--- Problem description ---
Reproduce the records below in full and word for word, excluding pictures.

--- Dataset extract ---
■ ■ ■ ■ ■ ■ ■
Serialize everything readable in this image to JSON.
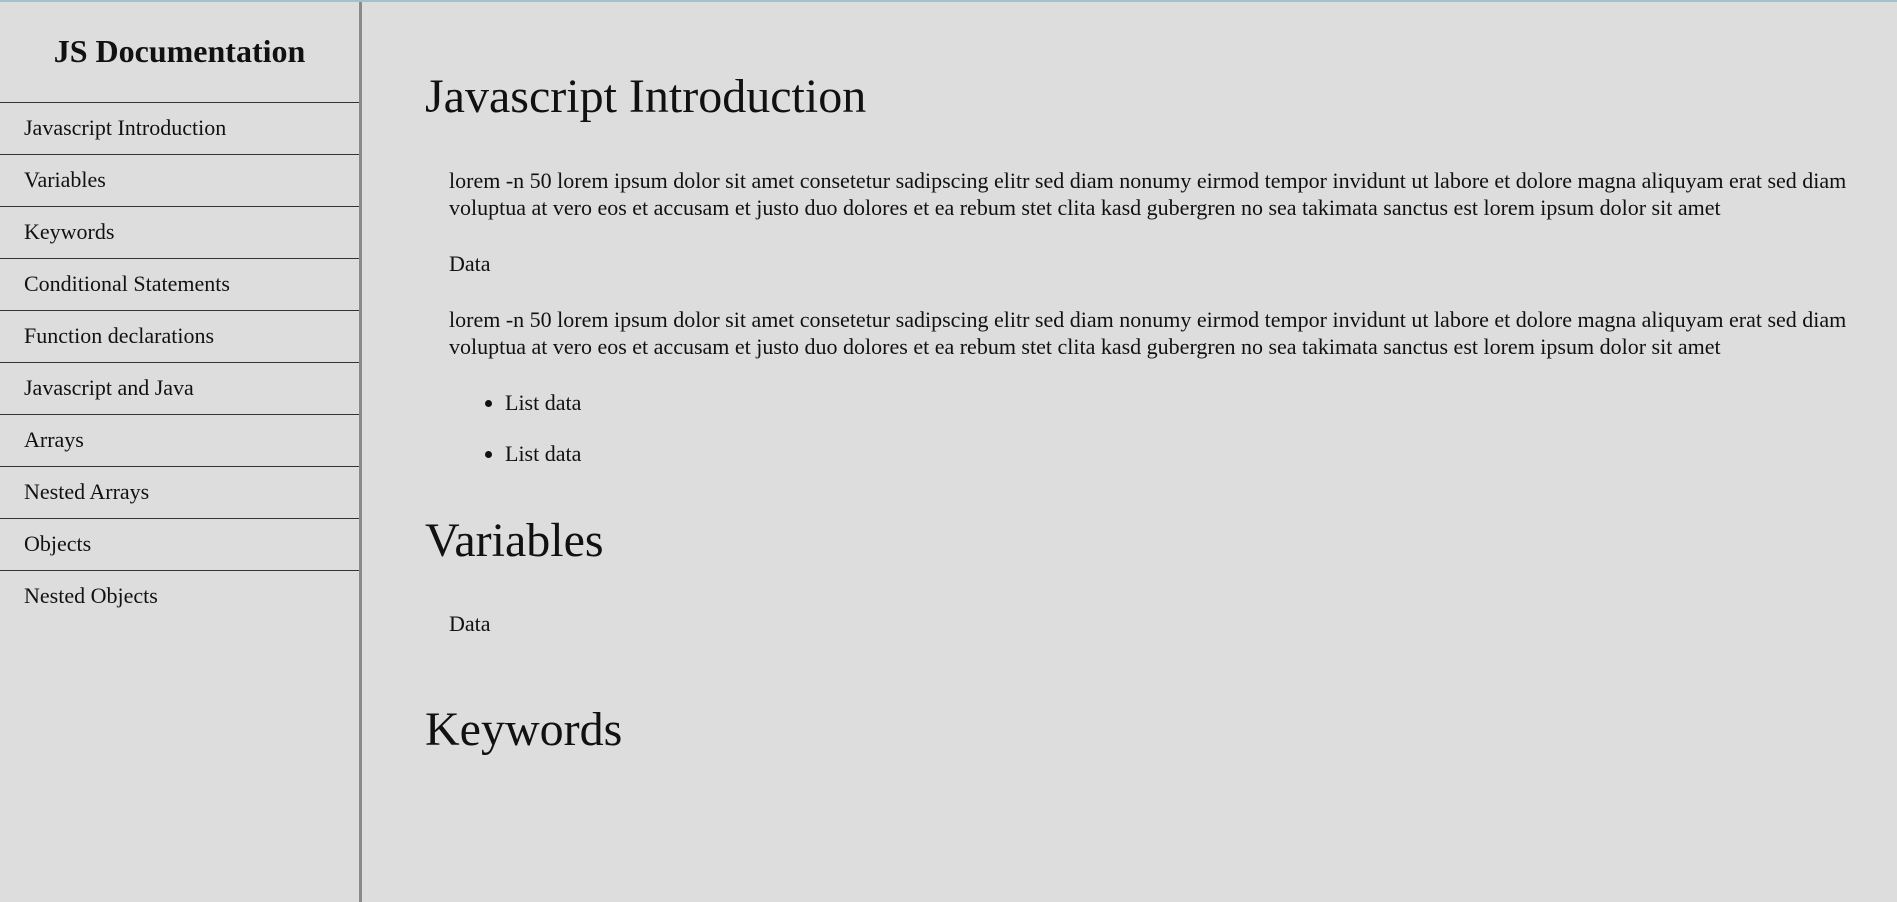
{
  "navbar": {
    "title": "JS Documentation",
    "items": [
      "Javascript Introduction",
      "Variables",
      "Keywords",
      "Conditional Statements",
      "Function declarations",
      "Javascript and Java",
      "Arrays",
      "Nested Arrays",
      "Objects",
      "Nested Objects"
    ]
  },
  "sections": [
    {
      "title": "Javascript Introduction",
      "paragraphs": [
        "lorem -n 50 lorem ipsum dolor sit amet consetetur sadipscing elitr sed diam nonumy eirmod tempor invidunt ut labore et dolore magna aliquyam erat sed diam voluptua at vero eos et accusam et justo duo dolores et ea rebum stet clita kasd gubergren no sea takimata sanctus est lorem ipsum dolor sit amet",
        "Data",
        "lorem -n 50 lorem ipsum dolor sit amet consetetur sadipscing elitr sed diam nonumy eirmod tempor invidunt ut labore et dolore magna aliquyam erat sed diam voluptua at vero eos et accusam et justo duo dolores et ea rebum stet clita kasd gubergren no sea takimata sanctus est lorem ipsum dolor sit amet"
      ],
      "list": [
        "List data",
        "List data"
      ]
    },
    {
      "title": "Variables",
      "paragraphs": [
        "Data"
      ]
    },
    {
      "title": "Keywords"
    }
  ]
}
■ ■ ■ ■ ■ ■ ■
--- Task output ---
Serialize everything readable in this image to JSON.
{
  "navbar": {
    "title": "JS Documentation",
    "items": [
      "Javascript Introduction",
      "Variables",
      "Keywords",
      "Conditional Statements",
      "Function declarations",
      "Javascript and Java",
      "Arrays",
      "Nested Arrays",
      "Objects",
      "Nested Objects"
    ]
  },
  "sections": [
    {
      "title": "Javascript Introduction",
      "paragraphs": [
        "lorem -n 50 lorem ipsum dolor sit amet consetetur sadipscing elitr sed diam nonumy eirmod tempor invidunt ut labore et dolore magna aliquyam erat sed diam voluptua at vero eos et accusam et justo duo dolores et ea rebum stet clita kasd gubergren no sea takimata sanctus est lorem ipsum dolor sit amet",
        "Data",
        "lorem -n 50 lorem ipsum dolor sit amet consetetur sadipscing elitr sed diam nonumy eirmod tempor invidunt ut labore et dolore magna aliquyam erat sed diam voluptua at vero eos et accusam et justo duo dolores et ea rebum stet clita kasd gubergren no sea takimata sanctus est lorem ipsum dolor sit amet"
      ],
      "list": [
        "List data",
        "List data"
      ]
    },
    {
      "title": "Variables",
      "paragraphs": [
        "Data"
      ]
    },
    {
      "title": "Keywords"
    }
  ]
}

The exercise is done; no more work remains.